■ **WYBRANY FRAGMENT**:
--------------------------------------------------

Ponad 12 tys. Polaków ubiega się o 900 etatów w Brukseli przyznanych naszemu krajowi w poszerzonej o 10 państw Unii Europejskiej. Dziś odbył się pierwszy z serii egzaminów. W Warszawie, Poznaniu, Gdańsku i Krakowie z zadaniami zmagali się tłumacze.
Europejskie biuro doboru kadr (EPSO) zaprosiło na egzamin około 1600 osób; nie wszyscy się stawili. W Warszawie, gdzie zdawać miało 676 osób, sala egzaminacyjna wypełniona była w dwóch trzecich.
Pisemny egzamin złożony jest z czterech części. Najpierw kandydaci na asystentów-tłumaczy musieli odpowiedzieć na szczegółowe pytania dotyczące instytucji i polityki UE, następnie sprawdzana była umiejętność rozumienia tekstu. Te etapy odbywały się w języku angielskim, francuskim lub niemieckim.

--------------------------------------------------

■ **POLECENIE 1**: Przepisz dosłownie z tekstu o egzaminie EPSO fragment od słów „Europejskie biuro doboru” aż do słów „w dwóch trzecich.” włącznie.
■ **POLECENIE 2**: Ile osób miało zdawać egzamin w Warszawie według tekstu o egzaminie EPSO?
■ **POLECENIE 3**: Poszerz tekst o egzaminie EPSO, dopisując jego dalszy ciąg od miejsca, w którym się kończy.
Pozycje zamieszczone dalej pochodzą z innego źródła.

--------------------------------------------------

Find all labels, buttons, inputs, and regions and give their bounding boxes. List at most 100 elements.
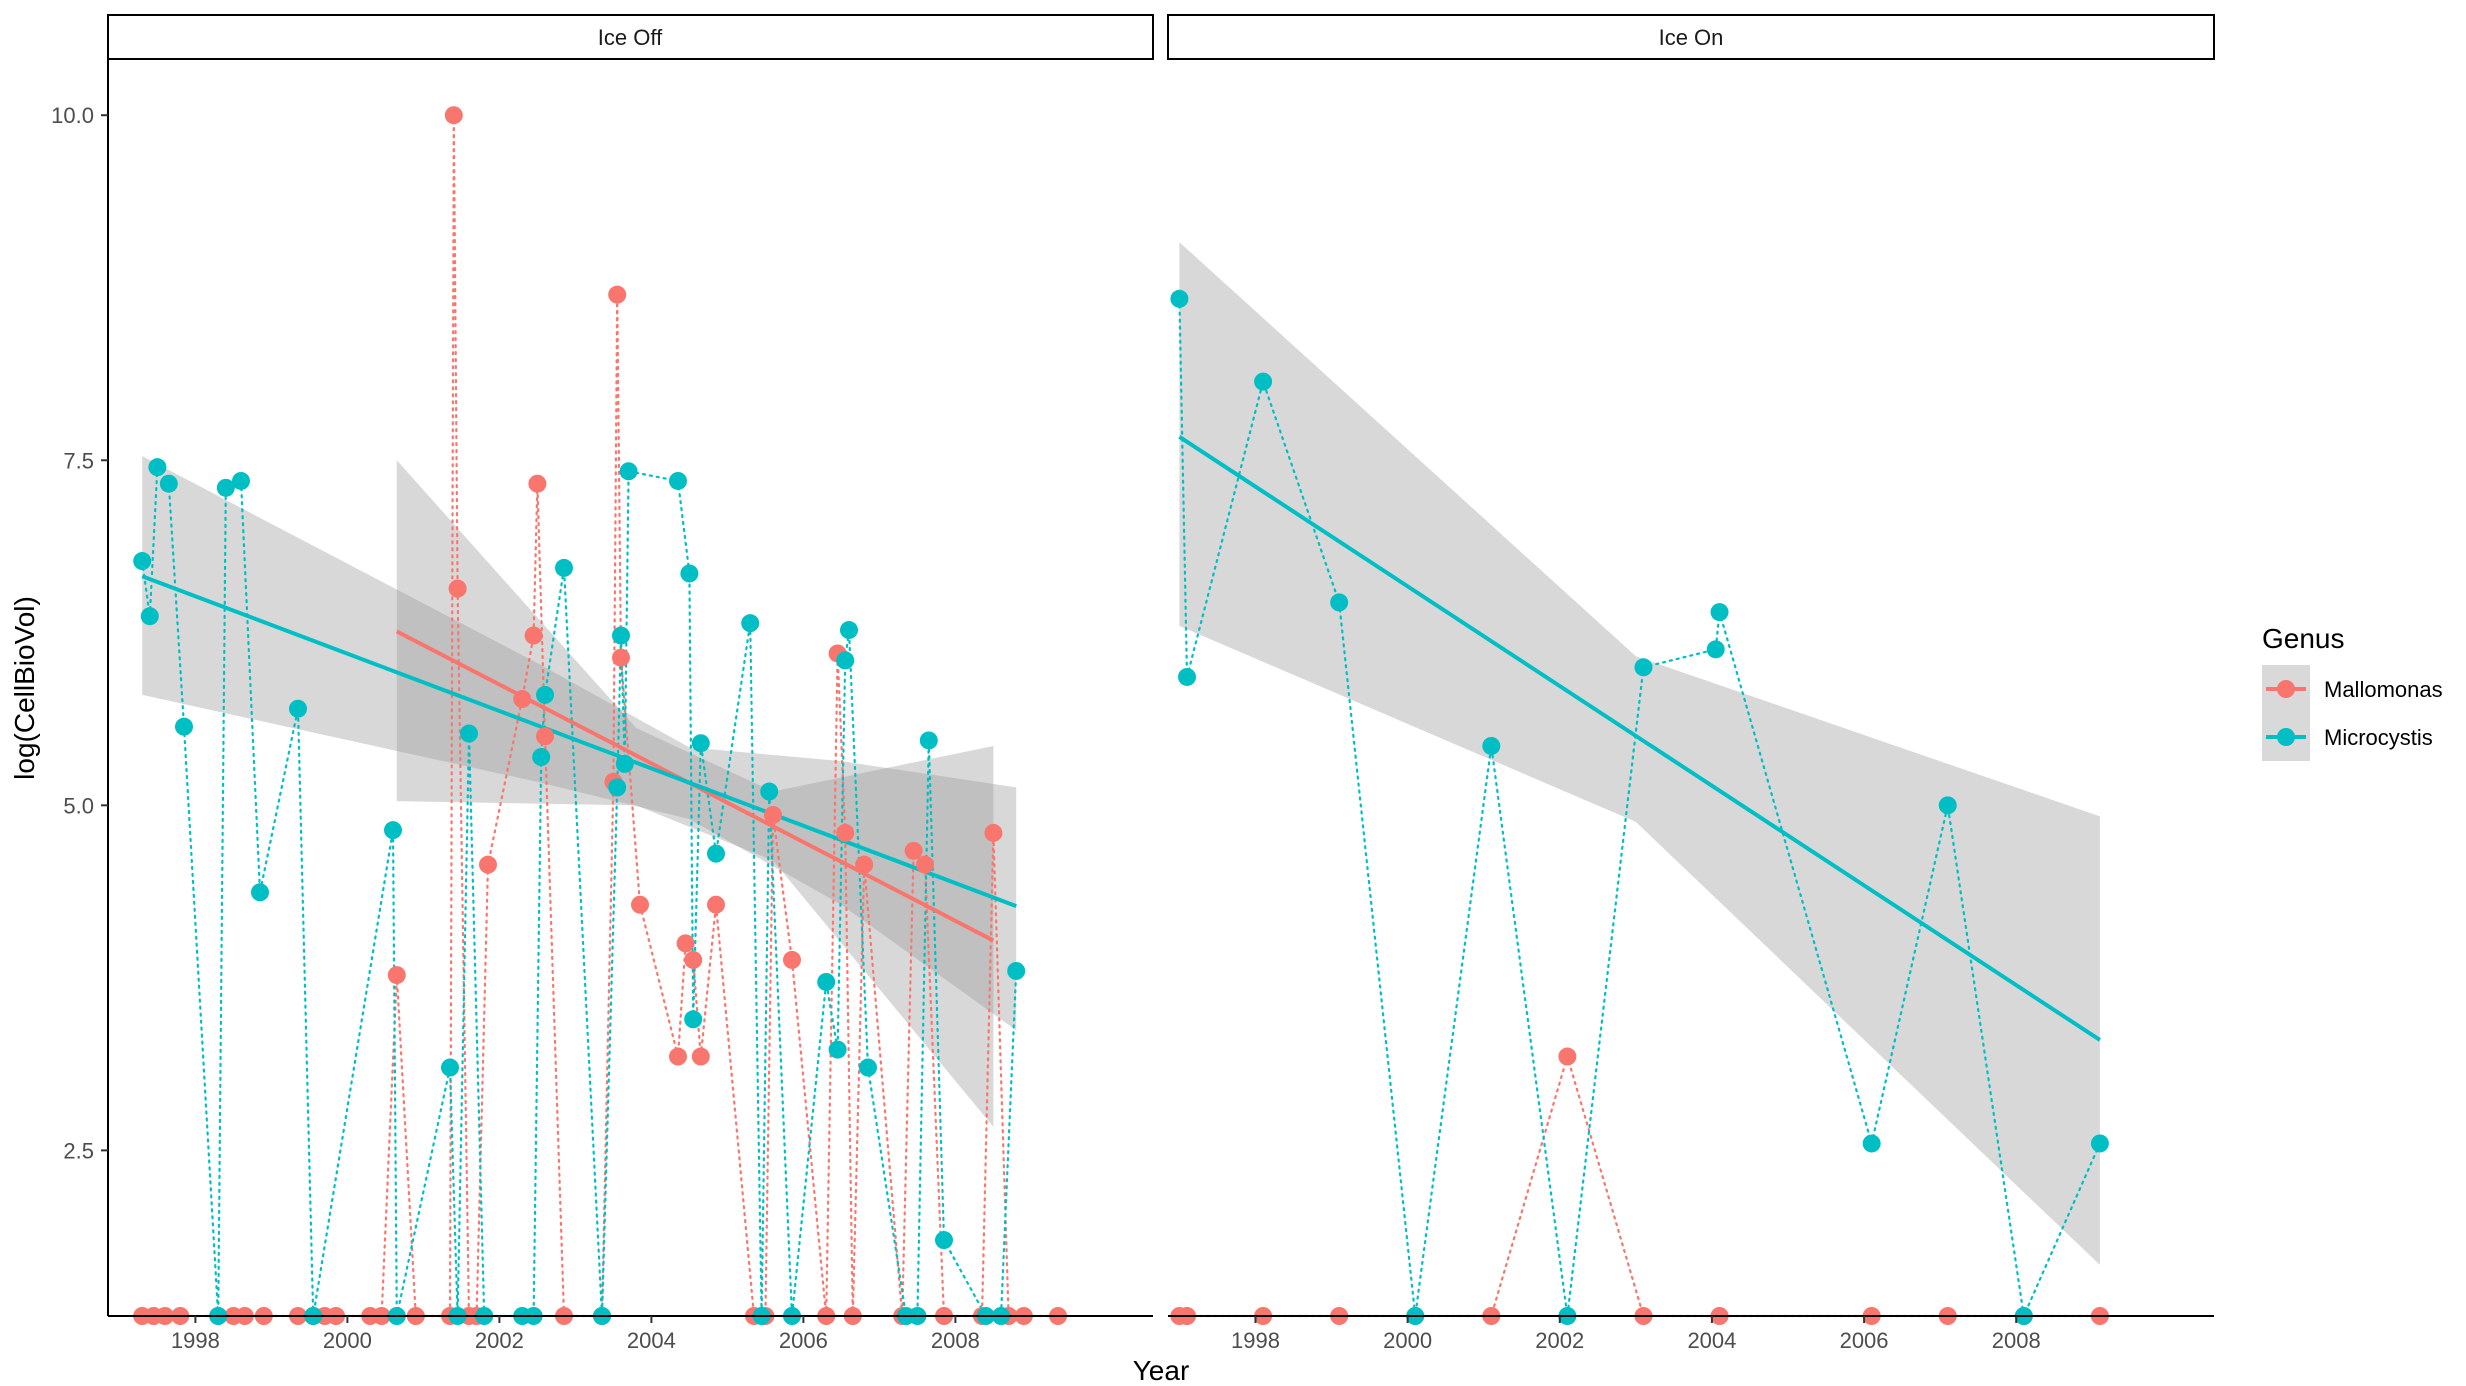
legend-key-dot-mallomonas [2277, 680, 2295, 698]
ice-off-point-microcystis-4 [175, 717, 193, 736]
strip-ice-on [1167, 14, 2215, 60]
ice-off-trend-line-microcystis [141, 574, 1017, 908]
ice-off-x-tick-label-2000: 2000 [323, 1328, 372, 1353]
left-ribbons [142, 456, 1017, 1127]
ice-off-point-microcystis-21 [555, 558, 573, 577]
ice-off-point-microcystis-13 [441, 1058, 459, 1077]
legend-item-mallomonas: Mallomonas [2262, 665, 2443, 713]
ice-off-point-microcystis-47 [1007, 961, 1026, 980]
ice-off-point-microcystis-34 [760, 782, 779, 801]
ice-off-x-tick-label-2004: 2004 [627, 1328, 676, 1353]
right-x-ticks: 1998 2000 2002 2004 2006 2008 [1231, 1316, 2041, 1353]
ice-off-point-mallomonas-24 [528, 474, 547, 493]
ice-off-point-microcystis-15 [460, 724, 478, 743]
ice-on-confidence-band-microcystis [1179, 242, 2100, 1265]
ice-off-point-microcystis-24 [612, 626, 630, 645]
right-ribbons [1179, 242, 2100, 1265]
right-points [1170, 289, 2109, 1325]
y-ticks: 2.5 5.0 7.5 10.0 [51, 103, 108, 1163]
ice-on-point-microcystis-7 [1634, 658, 1653, 677]
ice-off-point-microcystis-19 [532, 748, 551, 767]
ice-off-connecting-line-microcystis [141, 463, 1018, 1318]
ice-off-point-microcystis-9 [289, 699, 307, 718]
ice-off-point-microcystis-44 [935, 1231, 953, 1250]
ice-on-point-microcystis-11 [1938, 796, 1957, 815]
ice-off-point-microcystis-20 [536, 685, 554, 704]
legend: Genus Mallomonas Microcystis [2262, 623, 2443, 761]
ice-on-connecting-line-microcystis [1178, 297, 2101, 1320]
ice-off-point-microcystis-1 [140, 607, 159, 626]
ice-on-x-tick-label-2002: 2002 [1535, 1328, 1584, 1353]
ice-on-point-microcystis-13 [2090, 1134, 2109, 1153]
ice-off-point-microcystis-43 [919, 731, 938, 750]
ice-off-point-microcystis-11 [384, 821, 402, 840]
ice-on-point-mallomonas-6 [1558, 1047, 1577, 1066]
ice-off-point-mallomonas-14 [387, 966, 406, 985]
legend-item-microcystis: Microcystis [2262, 713, 2433, 761]
y-axis-title: log(CellBioVol) [9, 596, 40, 780]
strip-label-ice-off: Ice Off [598, 25, 663, 50]
strip-ice-off [107, 14, 1154, 60]
ice-on-point-microcystis-1 [1178, 667, 1197, 686]
ice-off-point-mallomonas-36 [707, 895, 725, 914]
ice-off-point-microcystis-25 [615, 754, 634, 773]
y-tick-label-1: 5.0 [63, 793, 94, 818]
ice-off-point-mallomonas-39 [764, 805, 782, 824]
ice-off-point-mallomonas-21 [479, 855, 497, 874]
ice-off-point-microcystis-30 [691, 734, 710, 753]
ice-off-point-mallomonas-47 [904, 841, 923, 860]
facet-panel-ice-off: Ice Off 1998 2000 2002 2004 2006 2008 2.5 5.0 7… [51, 14, 1154, 1353]
facet-panel-ice-on: Ice On 1998 2000 2002 2004 2006 2008 [1167, 14, 2215, 1353]
ice-on-x-tick-label-2008: 2008 [1992, 1328, 2041, 1353]
ice-off-x-tick-label-2006: 2006 [779, 1328, 828, 1353]
y-tick-label-3: 10.0 [51, 103, 94, 128]
left-x-ticks: 1998 2000 2002 2004 2006 2008 [171, 1316, 980, 1353]
ice-on-point-microcystis-0 [1170, 289, 1189, 308]
ice-off-point-microcystis-8 [251, 883, 269, 902]
ice-on-point-microcystis-2 [1254, 372, 1273, 391]
ice-on-point-microcystis-8 [1706, 640, 1725, 659]
ice-off-point-microcystis-29 [684, 1010, 703, 1029]
ice-off-x-tick-label-2008: 2008 [931, 1328, 980, 1353]
ice-off-point-microcystis-26 [619, 462, 638, 481]
ice-off-confidence-band-mallomonas [396, 460, 994, 1127]
ice-off-point-microcystis-36 [817, 972, 836, 991]
ice-off-point-microcystis-38 [836, 651, 855, 670]
ice-off-point-mallomonas-35 [691, 1047, 710, 1066]
ice-off-point-mallomonas-40 [783, 950, 801, 969]
ice-off-point-mallomonas-22 [513, 690, 532, 709]
ice-off-point-microcystis-28 [680, 564, 699, 583]
right-trend-lines [1178, 435, 2101, 1042]
ice-on-point-microcystis-10 [1862, 1134, 1881, 1153]
y-tick-label-2: 7.5 [63, 448, 94, 473]
ice-off-point-mallomonas-30 [612, 648, 630, 667]
ice-off-point-mallomonas-51 [984, 823, 1003, 842]
ice-off-point-microcystis-39 [840, 621, 858, 640]
ice-off-point-mallomonas-23 [524, 626, 543, 645]
ice-off-point-mallomonas-29 [608, 285, 627, 304]
ice-on-x-tick-label-1998: 1998 [1231, 1328, 1280, 1353]
ice-on-x-tick-label-2006: 2006 [1840, 1328, 1889, 1353]
ice-on-trend-line-microcystis [1178, 435, 2101, 1042]
ice-off-point-mallomonas-31 [631, 895, 649, 914]
ice-off-point-microcystis-0 [133, 552, 152, 571]
ice-off-point-mallomonas-43 [836, 823, 855, 842]
ice-on-point-microcystis-3 [1330, 593, 1349, 612]
legend-label-microcystis: Microcystis [2324, 725, 2433, 750]
legend-key-dot-microcystis [2277, 728, 2295, 746]
left-trend-lines [141, 574, 1017, 943]
ice-off-point-mallomonas-18 [448, 579, 467, 598]
ice-off-point-mallomonas-32 [669, 1047, 687, 1066]
ice-off-point-mallomonas-17 [444, 106, 463, 125]
ice-off-point-microcystis-37 [828, 1040, 847, 1059]
legend-label-mallomonas: Mallomonas [2324, 677, 2443, 702]
ice-off-point-microcystis-3 [159, 474, 178, 493]
ice-on-x-tick-label-2000: 2000 [1383, 1328, 1432, 1353]
ice-off-point-mallomonas-45 [855, 855, 874, 874]
y-tick-label-0: 2.5 [63, 1138, 94, 1163]
ice-off-point-microcystis-27 [669, 471, 687, 490]
ice-off-point-mallomonas-48 [916, 855, 934, 874]
ice-off-point-mallomonas-33 [676, 934, 695, 953]
left-points [133, 106, 1067, 1325]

--------------------------------------------------

■ **WYNIK KOŃCOWY 1**:
Europejskie biuro doboru kadr (EPSO) zaprosiło na egzamin około 1600 osób; nie wszyscy się stawili. W Warszawie, gdzie zdawać miało 676 osób, sala egzaminacyjna wypełniona była w dwóch trzecich.

■ **WYNIK KOŃCOWY 2**: W Warszawie egzamin miało zdawać 676 osób.

■ **WYNIK KOŃCOWY 3**:
Kolejne części to tłumaczenia dwóch tekstów (maksymalnie 45 wersów). Pierwszego z języka angielskiego, francuskiego bądź niemieckiego na polski oraz drugiego - z innego wybranego przez kandydata języka państw UE lub krajów przystępujących. Kandydaci mogli korzystać ze słowników.
Do części ustnej w styczniu zaproszone zostanie 200 osób, które najlepiej przejdą testy pisemne. Jutro do konkursów przystąpią kandydaci na stanowiska sekretarskie. 11 i 12 grudnia - chętni do pracy na stanowiskach asystentów-administratorów.
Konkurs to jednak dopiero połowa drogi. Jak jednak dowiedziała się korespondentka RMF, pomyślnie zdany egzamin nie gwarantuje pracy w Brukseli. By otrzymać lukratywną „europosadę”, trzeba mieć przygotowane - jak nieoficjalnie mówi się w Brukseli - "odpowiednie zaplecze".
Chodzi o poparcie kogoś z komisji albo z rządu kraju, z którego pochodzi kandydat. Ponadto, największe szanse mają już zatrudnieni na czasowych kontraktach Polacy. Gdy jakiś dyrektor będzie potrzebował pracownika, przyjmie tego, którego zna, a nie będzie szukać na liście anonimowych osób. Tak więc droga do kariery w UE może okazać się bardzo wyboista...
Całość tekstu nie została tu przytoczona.